__What the exercise asks__
Find every line of the listing below where "colors" appears, and copy it.

[Stored dataset items]
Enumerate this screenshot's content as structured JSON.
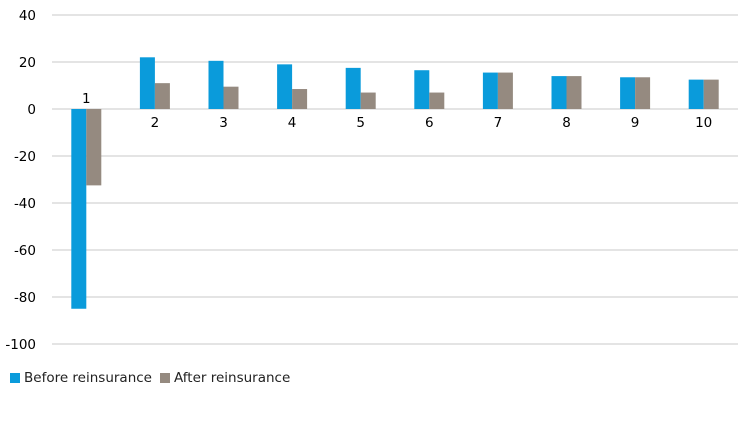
{
  "chart_data": {
    "type": "bar",
    "categories": [
      "1",
      "2",
      "3",
      "4",
      "5",
      "6",
      "7",
      "8",
      "9",
      "10"
    ],
    "series": [
      {
        "name": "Before reinsurance",
        "color": "#0a9bdb",
        "values": [
          -85,
          22,
          20.5,
          19,
          17.5,
          16.5,
          15.5,
          14,
          13.5,
          12.5
        ]
      },
      {
        "name": "After reinsurance",
        "color": "#958a80",
        "values": [
          -32.5,
          11,
          9.5,
          8.5,
          7,
          7,
          15.5,
          14,
          13.5,
          12.5
        ]
      }
    ],
    "yticks": [
      40,
      20,
      0,
      -20,
      -40,
      -60,
      -80,
      -100
    ],
    "ytick_labels": [
      "40",
      "20",
      "0",
      "-20",
      "-40",
      "-60",
      "-80",
      "-100"
    ],
    "ylim": [
      -100,
      40
    ],
    "grid": "horizontal",
    "grid_color": "#c8c8c8",
    "legend_position": "bottom-left"
  }
}
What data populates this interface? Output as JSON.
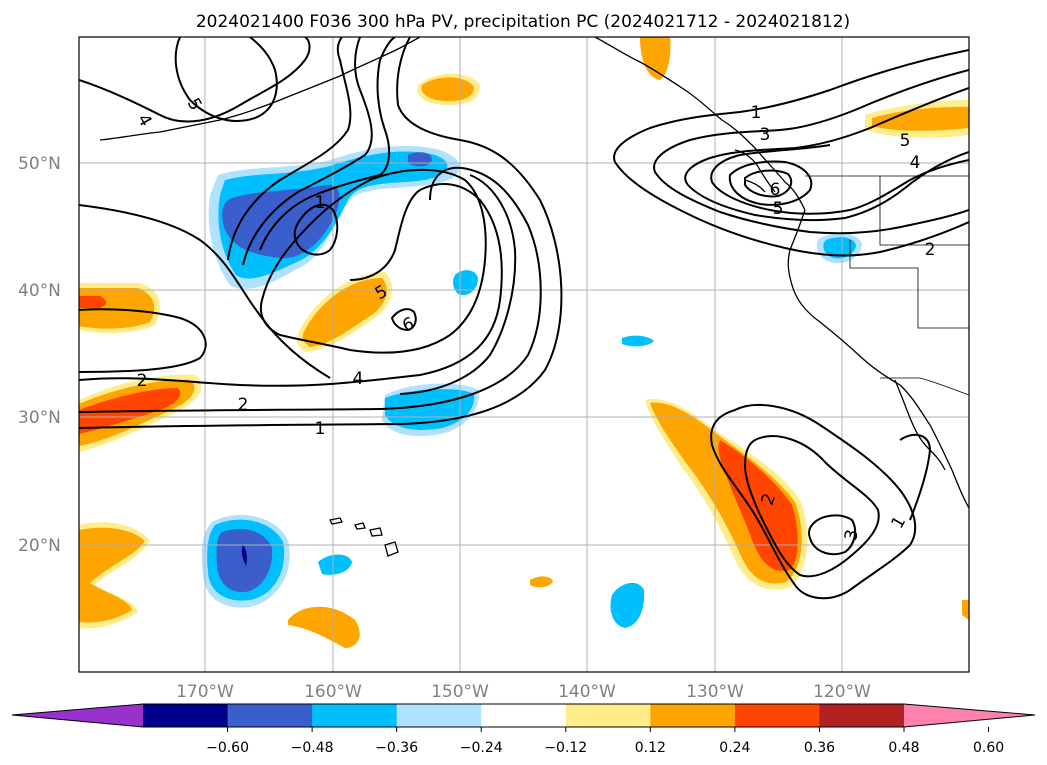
{
  "title": "2024021400 F036 300 hPa PV, precipitation PC (2024021712 - 2024021812)",
  "map": {
    "lon_labels": [
      "170°W",
      "160°W",
      "150°W",
      "140°W",
      "130°W",
      "120°W"
    ],
    "lat_labels": [
      "50°N",
      "40°N",
      "30°N",
      "20°N"
    ],
    "contour_labels": {
      "c1a": "1",
      "c1b": "1",
      "c1c": "1",
      "c1d": "1",
      "c2a": "2",
      "c2b": "2",
      "c2c": "2",
      "c2d": "2",
      "c3a": "3",
      "c3b": "3",
      "c4a": "4",
      "c4b": "4",
      "c4c": "4",
      "c5a": "5",
      "c5b": "5",
      "c5c": "5",
      "c5d": "5",
      "c6a": "6",
      "c6b": "6"
    },
    "colors": {
      "deep_purple": "#9932cc",
      "navy": "#00008b",
      "royal_blue": "#3a5fcd",
      "deep_sky": "#00bfff",
      "light_sky": "#b0e2ff",
      "white": "#ffffff",
      "light_yellow": "#ffec8b",
      "orange": "#ffa500",
      "orange_red": "#ff4500",
      "firebrick": "#b22222",
      "pink": "#ff82ab"
    }
  },
  "colorbar": {
    "ticks": [
      "−0.60",
      "−0.48",
      "−0.36",
      "−0.24",
      "−0.12",
      "0.12",
      "0.24",
      "0.36",
      "0.48",
      "0.60"
    ],
    "colors": [
      "#9932cc",
      "#00008b",
      "#3a5fcd",
      "#00bfff",
      "#b0e2ff",
      "#ffffff",
      "#ffec8b",
      "#ffa500",
      "#ff4500",
      "#b22222",
      "#ff82ab"
    ]
  }
}
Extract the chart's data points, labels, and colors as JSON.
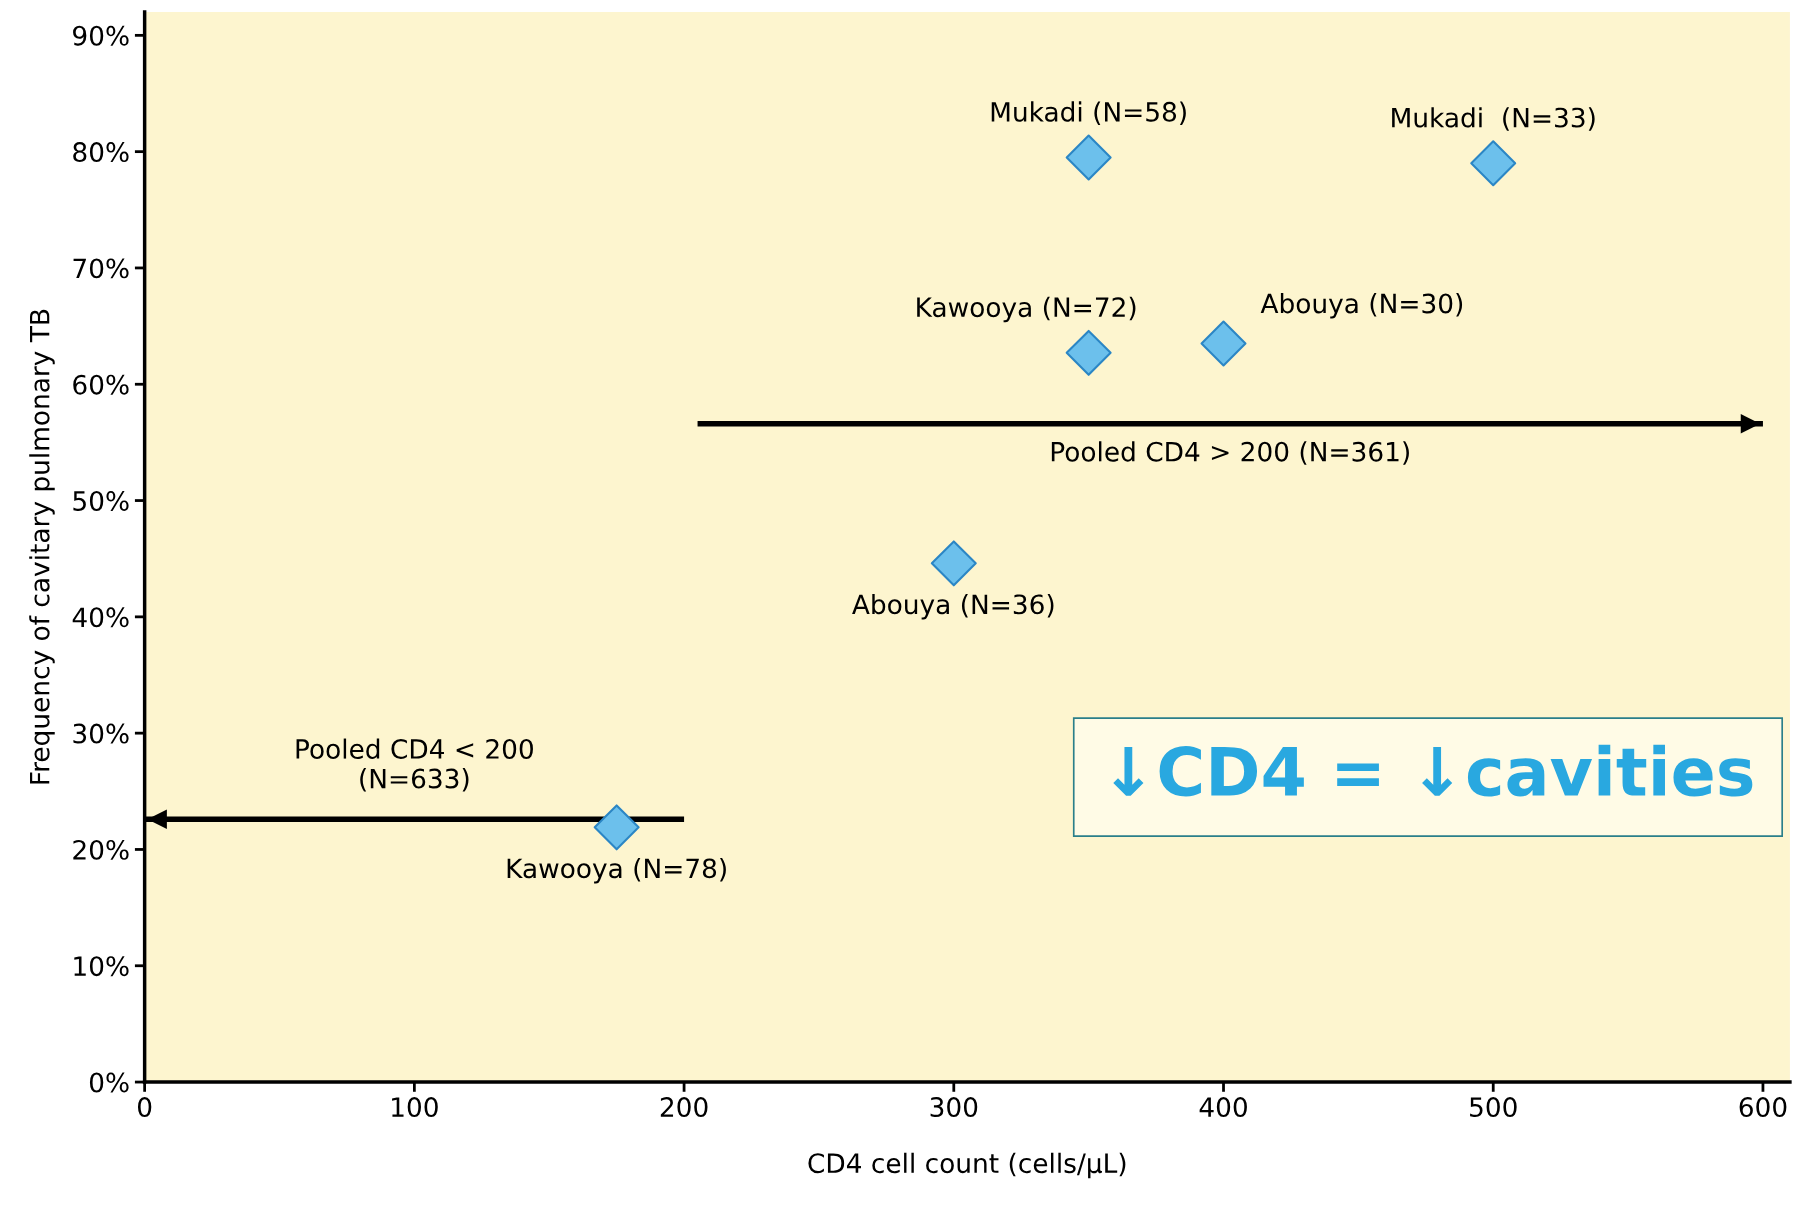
{
  "chart_data": {
    "type": "scatter",
    "xlabel": "CD4 cell count (cells/µL)",
    "ylabel": "Frequency of cavitary pulmonary TB",
    "x": [
      350,
      500,
      350,
      400,
      300,
      175
    ],
    "series": [
      {
        "color": "#6cc0ec",
        "marker": "diamond",
        "values": [
          79.5,
          79.0,
          62.7,
          63.5,
          44.6,
          21.9
        ]
      },
      {
        "type": "line",
        "name": "Pooled CD4 < 200\n(N=633)",
        "color": "#000000",
        "marker": "none",
        "x": [
          200,
          0
        ],
        "values": [
          22.6,
          22.6
        ]
      },
      {
        "type": "line",
        "name": "Pooled CD4 > 200 (N=361)",
        "color": "#000000",
        "marker": "none",
        "x": [
          205,
          600
        ],
        "values": [
          56.6,
          56.6
        ]
      }
    ],
    "xlim": [
      0,
      610
    ],
    "ylim": [
      0,
      92
    ],
    "xticks": [
      0,
      100,
      200,
      300,
      400,
      500,
      600
    ],
    "yticks": [
      {
        "value": 0,
        "label": "0%"
      },
      {
        "value": 10,
        "label": "10%"
      },
      {
        "value": 20,
        "label": "20%"
      },
      {
        "value": 30,
        "label": "30%"
      },
      {
        "value": 40,
        "label": "40%"
      },
      {
        "value": 50,
        "label": "50%"
      },
      {
        "value": 60,
        "label": "60%"
      },
      {
        "value": 70,
        "label": "70%"
      },
      {
        "value": 80,
        "label": "80%"
      },
      {
        "value": 90,
        "label": "90%"
      }
    ],
    "grid": false,
    "legend": false,
    "annotations": [
      {
        "text": "Mukadi (N=58)",
        "x": 350,
        "y": 79.5
      },
      {
        "text": "Mukadi  (N=33)",
        "x": 500,
        "y": 79.0
      },
      {
        "text": "Kawooya (N=72)",
        "x": 350,
        "y": 62.7
      },
      {
        "text": "Abouya (N=30)",
        "x": 400,
        "y": 63.5
      },
      {
        "text": "Abouya (N=36)",
        "x": 300,
        "y": 44.6
      },
      {
        "text": "Kawooya (N=78)",
        "x": 175,
        "y": 21.9
      },
      "↓CD4 = ↓cavities"
    ]
  }
}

__Answer in full__
    "colors": {
    "colors": [
Extract the chart's data points, labels, and colors as JSON.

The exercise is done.